• **EXERCISE BRIEF**: Here are records with pictures in them. Copy all of them exactly and leave the pictures out.

<<<<

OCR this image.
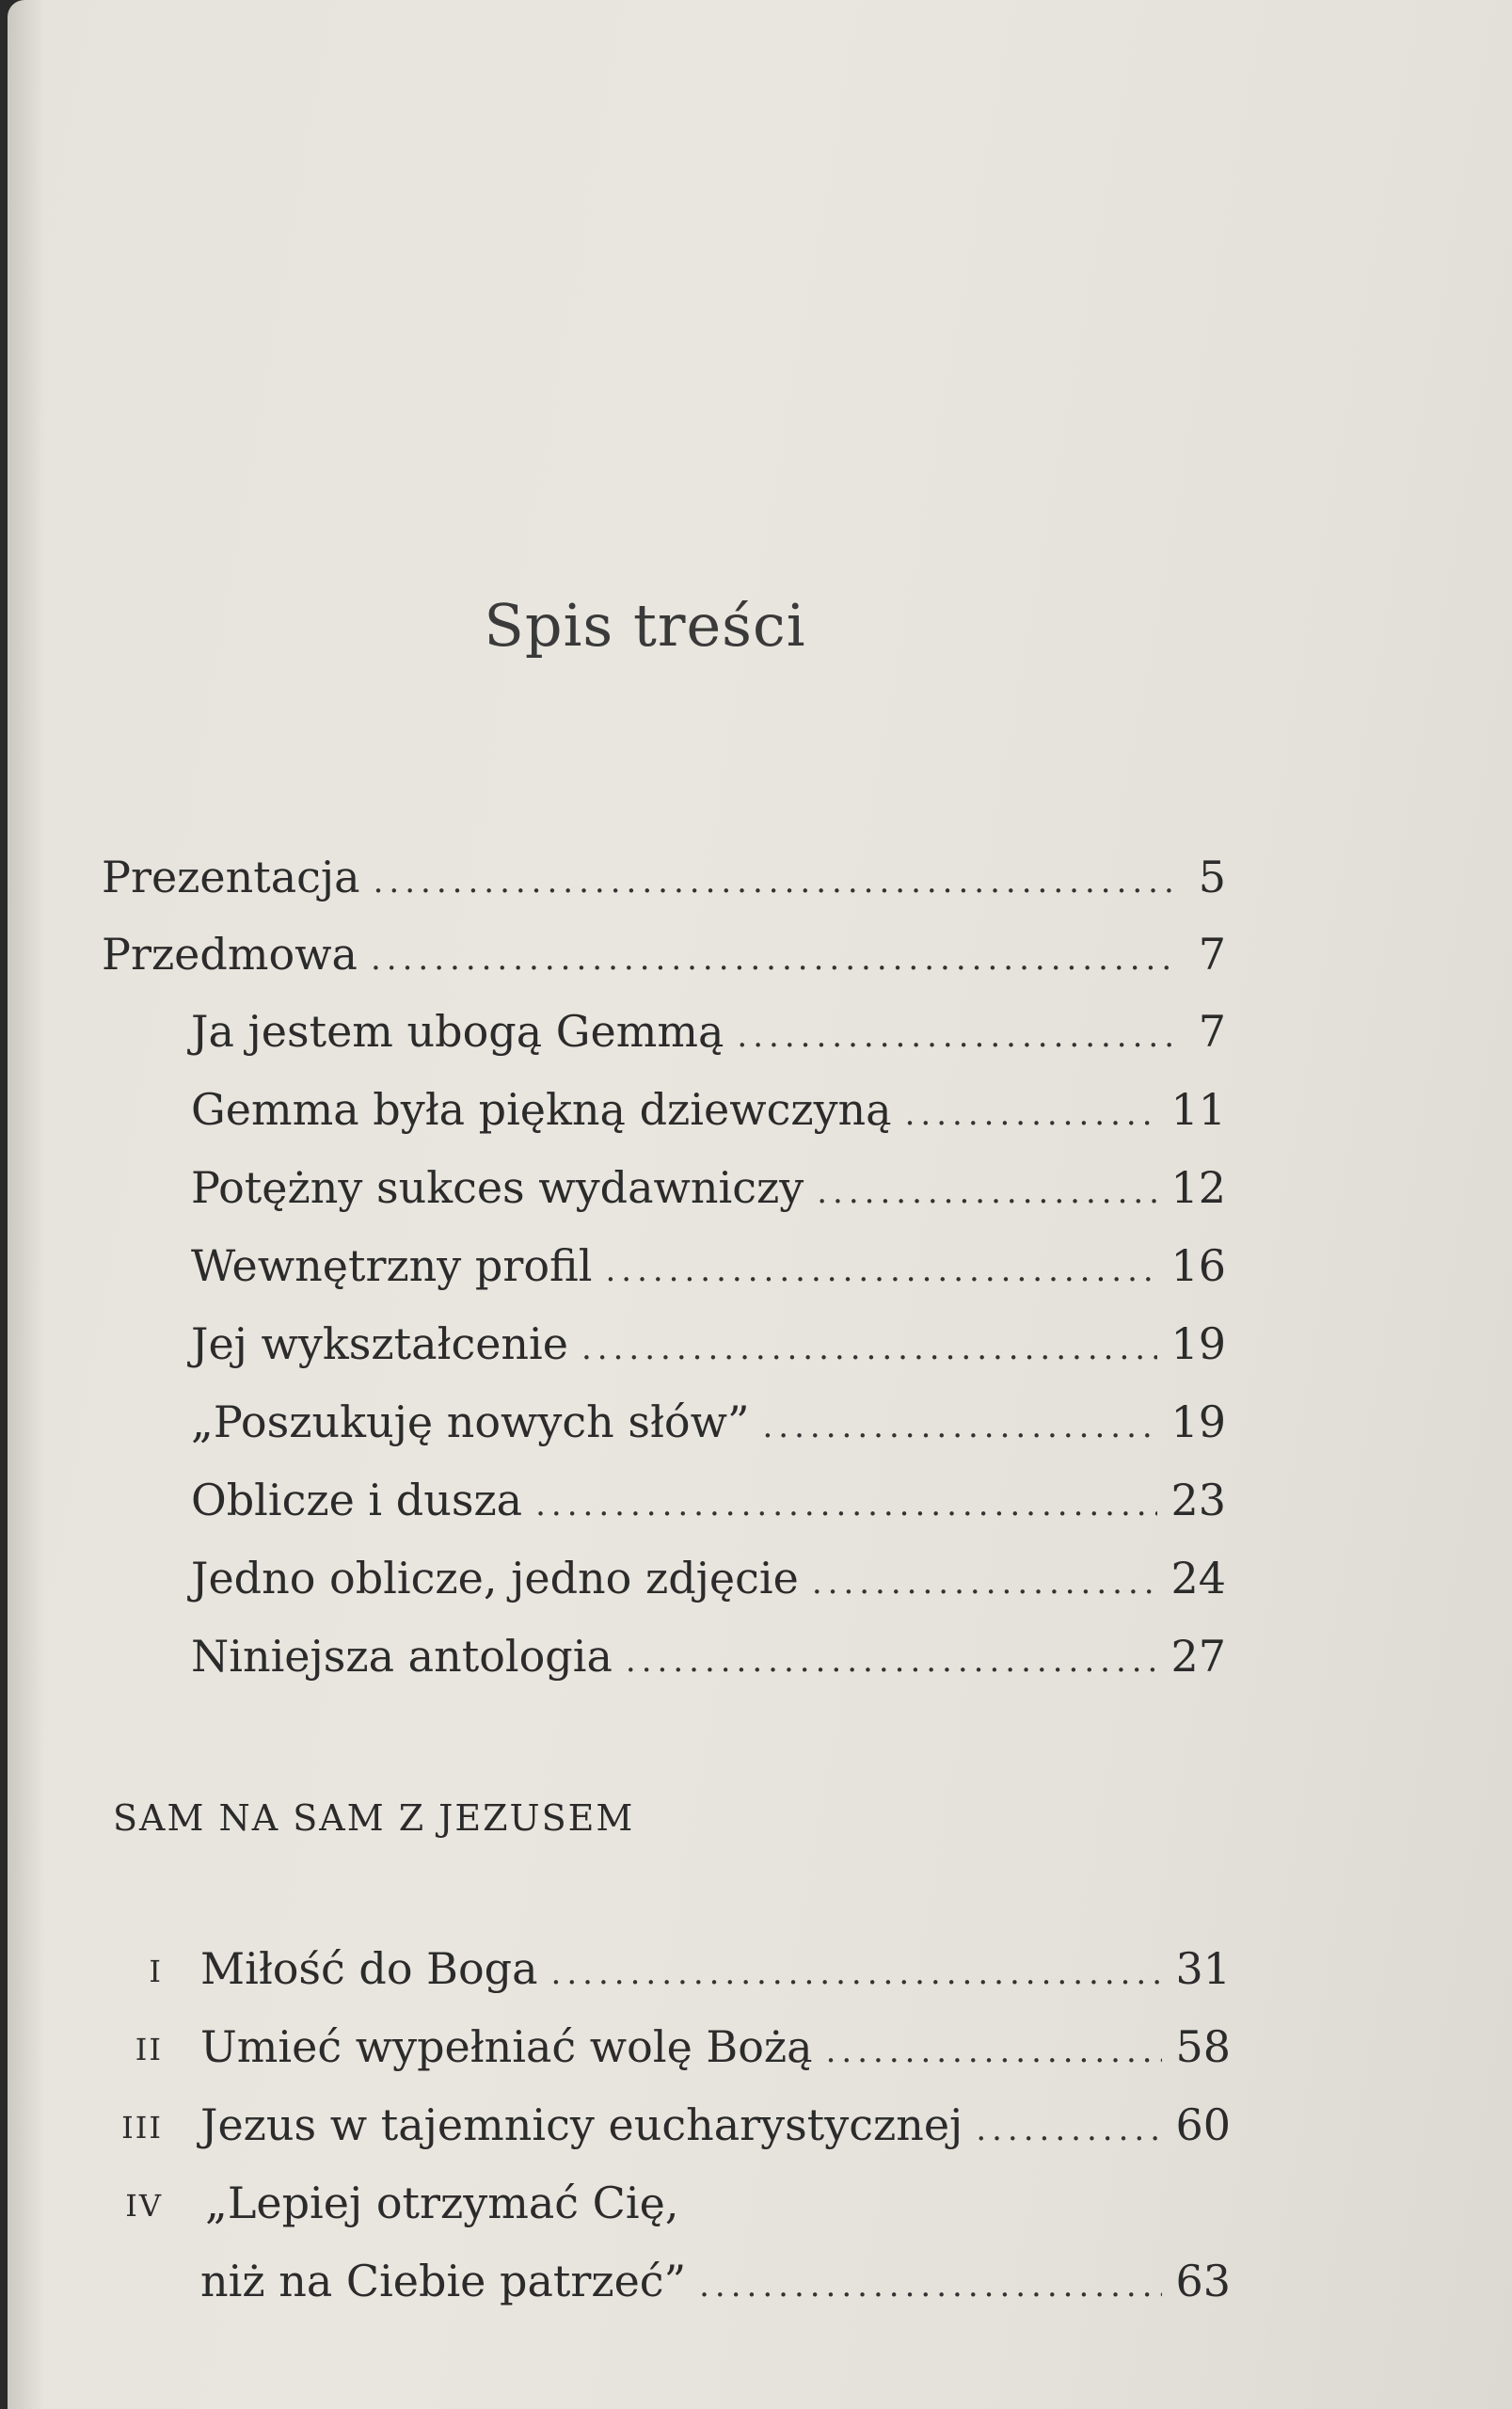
Spis treści
Prezentacja .....	5
Przedmowa .....	7
Ja jestem ubogą Gemmą .....	7
Gemma była piękną dziewczyną .....	11
Potężny sukces wydawniczy .....	12
Wewnętrzny profil .....	16
Jej wykształcenie .....	19
„Poszukuję nowych słów” .....	19
Oblicze i dusza .....	23
Jedno oblicze, jedno zdjęcie .....	24
Niniejsza antologia .....	27
SAM NA SAM Z JEZUSEM
I Miłość do Boga .....	31
II Umieć wypełniać wolę Bożą .....	58
III Jezus w tajemnicy eucharystycznej .....	60
IV „Lepiej otrzymać Cię,
niż na Ciebie patrzeć” .....	63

>>>>

• **WRITTEN SOLUTION**:
OCR this image.
Spis treści
Prezentacja .....	5
Przedmowa .....	7
Ja jestem ubogą Gemmą .....	7
Gemma była piękną dziewczyną .....	11
Potężny sukces wydawniczy .....	12
Wewnętrzny profil .....	16
Jej wykształcenie .....	19
„Poszukuję nowych słów” .....	19
Oblicze i dusza .....	23
Jedno oblicze, jedno zdjęcie .....	24
Niniejsza antologia .....	27
SAM NA SAM Z JEZUSEM
I Miłość do Boga .....	31
II Umieć wypełniać wolę Bożą .....	58
III Jezus w tajemnicy eucharystycznej .....	60
IV „Lepiej otrzymać Cię,
niż na Ciebie patrzeć” .....	63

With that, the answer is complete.